** Start **

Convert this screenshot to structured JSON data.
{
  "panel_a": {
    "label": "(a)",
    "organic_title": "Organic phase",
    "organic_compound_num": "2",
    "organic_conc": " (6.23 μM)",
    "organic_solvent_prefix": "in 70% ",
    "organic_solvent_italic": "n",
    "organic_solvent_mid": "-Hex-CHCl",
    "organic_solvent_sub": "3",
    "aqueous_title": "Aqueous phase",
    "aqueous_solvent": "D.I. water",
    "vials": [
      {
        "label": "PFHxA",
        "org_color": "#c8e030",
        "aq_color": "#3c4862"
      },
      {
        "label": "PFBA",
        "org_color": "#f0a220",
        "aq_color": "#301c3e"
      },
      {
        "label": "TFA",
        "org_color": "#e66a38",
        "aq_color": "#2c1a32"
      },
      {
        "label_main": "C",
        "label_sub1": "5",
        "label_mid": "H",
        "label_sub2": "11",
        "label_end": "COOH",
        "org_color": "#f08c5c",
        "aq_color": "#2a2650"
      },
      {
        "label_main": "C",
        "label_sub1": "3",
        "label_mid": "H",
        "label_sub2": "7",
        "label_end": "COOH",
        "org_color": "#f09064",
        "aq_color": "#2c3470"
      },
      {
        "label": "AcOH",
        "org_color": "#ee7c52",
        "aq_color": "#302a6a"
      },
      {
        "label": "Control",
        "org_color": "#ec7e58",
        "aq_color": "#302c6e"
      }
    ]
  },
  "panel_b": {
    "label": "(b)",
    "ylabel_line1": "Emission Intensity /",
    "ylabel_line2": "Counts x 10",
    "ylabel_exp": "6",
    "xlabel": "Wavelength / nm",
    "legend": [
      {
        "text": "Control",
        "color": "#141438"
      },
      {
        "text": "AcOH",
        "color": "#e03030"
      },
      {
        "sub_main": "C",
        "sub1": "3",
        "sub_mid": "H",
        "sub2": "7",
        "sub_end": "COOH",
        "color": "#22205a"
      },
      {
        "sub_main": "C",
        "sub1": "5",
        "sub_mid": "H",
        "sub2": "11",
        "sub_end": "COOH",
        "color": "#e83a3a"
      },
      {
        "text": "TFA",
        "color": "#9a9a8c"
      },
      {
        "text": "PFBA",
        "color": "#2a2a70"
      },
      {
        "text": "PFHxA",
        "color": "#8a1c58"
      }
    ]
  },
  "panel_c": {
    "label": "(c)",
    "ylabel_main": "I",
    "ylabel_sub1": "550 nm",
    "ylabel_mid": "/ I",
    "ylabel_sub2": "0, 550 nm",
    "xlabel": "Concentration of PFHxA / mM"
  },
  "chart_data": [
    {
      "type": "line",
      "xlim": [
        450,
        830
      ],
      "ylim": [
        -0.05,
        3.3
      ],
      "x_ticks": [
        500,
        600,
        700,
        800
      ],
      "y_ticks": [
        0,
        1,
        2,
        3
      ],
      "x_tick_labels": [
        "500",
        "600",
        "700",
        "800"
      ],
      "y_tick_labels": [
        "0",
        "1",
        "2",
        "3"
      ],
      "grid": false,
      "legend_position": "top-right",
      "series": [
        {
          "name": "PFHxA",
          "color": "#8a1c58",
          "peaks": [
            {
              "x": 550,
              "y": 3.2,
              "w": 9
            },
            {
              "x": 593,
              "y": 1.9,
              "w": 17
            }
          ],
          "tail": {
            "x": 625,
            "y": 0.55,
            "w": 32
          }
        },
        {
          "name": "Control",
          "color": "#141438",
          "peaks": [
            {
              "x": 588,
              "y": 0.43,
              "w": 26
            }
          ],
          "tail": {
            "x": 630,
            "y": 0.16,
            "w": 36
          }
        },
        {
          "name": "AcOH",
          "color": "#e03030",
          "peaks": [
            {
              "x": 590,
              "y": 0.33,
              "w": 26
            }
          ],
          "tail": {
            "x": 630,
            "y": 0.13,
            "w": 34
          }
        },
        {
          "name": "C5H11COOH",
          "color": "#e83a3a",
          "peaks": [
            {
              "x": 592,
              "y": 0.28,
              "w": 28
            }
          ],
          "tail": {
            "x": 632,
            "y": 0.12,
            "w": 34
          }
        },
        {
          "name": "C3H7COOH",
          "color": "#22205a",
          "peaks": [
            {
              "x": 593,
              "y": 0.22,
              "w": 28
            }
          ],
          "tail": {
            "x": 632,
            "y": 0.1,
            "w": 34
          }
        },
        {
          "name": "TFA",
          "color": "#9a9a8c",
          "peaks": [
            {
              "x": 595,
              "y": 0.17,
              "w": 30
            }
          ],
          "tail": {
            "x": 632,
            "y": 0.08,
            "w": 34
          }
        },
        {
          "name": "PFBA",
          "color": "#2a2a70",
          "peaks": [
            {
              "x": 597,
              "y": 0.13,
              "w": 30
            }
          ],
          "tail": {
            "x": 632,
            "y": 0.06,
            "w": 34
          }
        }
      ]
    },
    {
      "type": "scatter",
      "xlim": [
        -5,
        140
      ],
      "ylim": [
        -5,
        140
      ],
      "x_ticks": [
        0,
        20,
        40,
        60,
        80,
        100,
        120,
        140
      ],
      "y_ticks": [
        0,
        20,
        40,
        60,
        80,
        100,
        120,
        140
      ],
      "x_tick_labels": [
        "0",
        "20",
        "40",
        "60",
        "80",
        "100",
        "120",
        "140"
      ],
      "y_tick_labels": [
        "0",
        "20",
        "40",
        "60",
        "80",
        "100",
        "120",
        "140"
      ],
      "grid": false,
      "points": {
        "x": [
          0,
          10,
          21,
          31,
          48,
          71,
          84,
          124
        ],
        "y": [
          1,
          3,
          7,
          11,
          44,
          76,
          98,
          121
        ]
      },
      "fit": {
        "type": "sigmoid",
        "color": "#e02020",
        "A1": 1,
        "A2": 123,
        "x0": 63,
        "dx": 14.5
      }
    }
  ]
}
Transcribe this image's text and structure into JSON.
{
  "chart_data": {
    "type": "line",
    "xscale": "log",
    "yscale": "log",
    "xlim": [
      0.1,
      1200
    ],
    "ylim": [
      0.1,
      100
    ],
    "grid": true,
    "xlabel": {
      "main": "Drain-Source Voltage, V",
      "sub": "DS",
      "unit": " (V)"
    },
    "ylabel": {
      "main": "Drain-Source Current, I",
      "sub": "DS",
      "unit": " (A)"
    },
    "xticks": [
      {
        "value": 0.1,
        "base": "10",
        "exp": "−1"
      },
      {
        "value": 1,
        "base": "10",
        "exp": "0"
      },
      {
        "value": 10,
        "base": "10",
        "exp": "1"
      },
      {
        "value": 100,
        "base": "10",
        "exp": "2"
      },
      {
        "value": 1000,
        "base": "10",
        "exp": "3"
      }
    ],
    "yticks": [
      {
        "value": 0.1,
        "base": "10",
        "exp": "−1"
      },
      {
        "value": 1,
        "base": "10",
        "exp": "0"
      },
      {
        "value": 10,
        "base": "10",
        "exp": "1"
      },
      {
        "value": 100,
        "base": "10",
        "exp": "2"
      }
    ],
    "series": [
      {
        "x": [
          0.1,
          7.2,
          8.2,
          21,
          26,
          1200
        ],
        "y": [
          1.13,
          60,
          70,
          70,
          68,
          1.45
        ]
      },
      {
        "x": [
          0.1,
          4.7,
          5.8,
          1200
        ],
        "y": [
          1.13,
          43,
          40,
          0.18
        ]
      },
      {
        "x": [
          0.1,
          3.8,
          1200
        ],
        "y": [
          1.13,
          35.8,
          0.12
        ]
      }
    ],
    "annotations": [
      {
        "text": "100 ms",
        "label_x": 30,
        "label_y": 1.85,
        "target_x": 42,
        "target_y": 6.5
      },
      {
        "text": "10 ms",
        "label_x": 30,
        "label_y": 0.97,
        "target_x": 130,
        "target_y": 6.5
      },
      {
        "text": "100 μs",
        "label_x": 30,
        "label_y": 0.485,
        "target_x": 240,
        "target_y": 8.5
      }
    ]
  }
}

** End **

Filter out every line that lacks the word "type", and copy the rest.

* WRITTEN SOLUTION *
      "type": "line",
      "type": "scatter",
        "type": "sigmoid",
    "type": "line",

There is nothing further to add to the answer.